## Input for this task
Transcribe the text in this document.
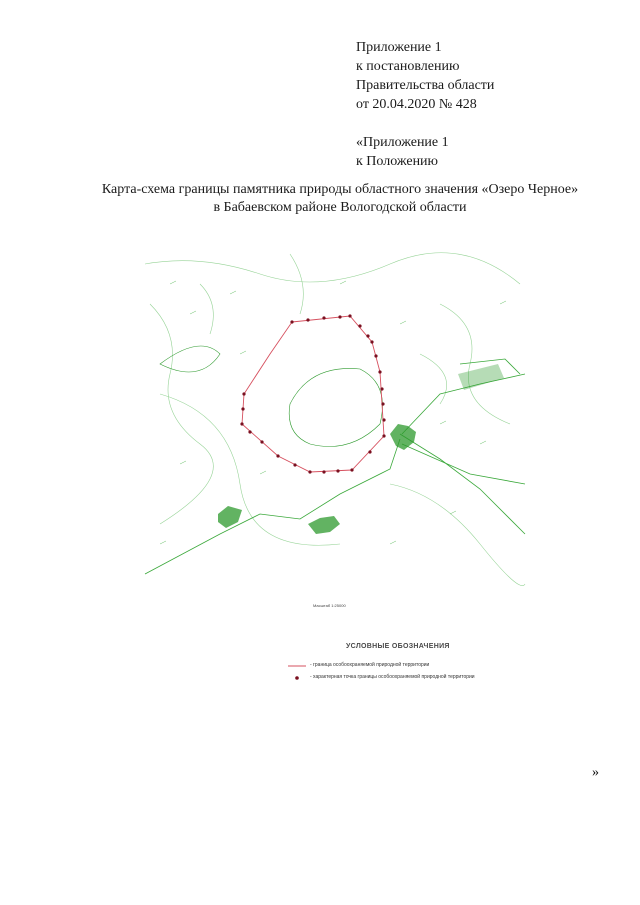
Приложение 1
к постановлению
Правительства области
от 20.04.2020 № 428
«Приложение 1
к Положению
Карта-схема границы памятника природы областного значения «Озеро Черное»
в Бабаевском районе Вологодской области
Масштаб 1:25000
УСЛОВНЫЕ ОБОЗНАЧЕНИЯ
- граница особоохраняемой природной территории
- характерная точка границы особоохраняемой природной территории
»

* * *

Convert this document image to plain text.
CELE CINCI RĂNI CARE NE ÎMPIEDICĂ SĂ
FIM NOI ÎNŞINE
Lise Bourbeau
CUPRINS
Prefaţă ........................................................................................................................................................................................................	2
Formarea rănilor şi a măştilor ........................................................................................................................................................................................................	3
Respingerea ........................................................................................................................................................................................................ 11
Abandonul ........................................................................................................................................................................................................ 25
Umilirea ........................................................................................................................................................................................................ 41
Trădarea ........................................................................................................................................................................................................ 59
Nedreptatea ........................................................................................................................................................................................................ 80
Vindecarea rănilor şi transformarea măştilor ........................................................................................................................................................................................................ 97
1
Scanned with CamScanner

## Goal of the exercise
Show the lines of the material that contain the word "природной".

## Final result
- граница особоохраняемой природной территории
- характерная точка границы особоохраняемой природной территории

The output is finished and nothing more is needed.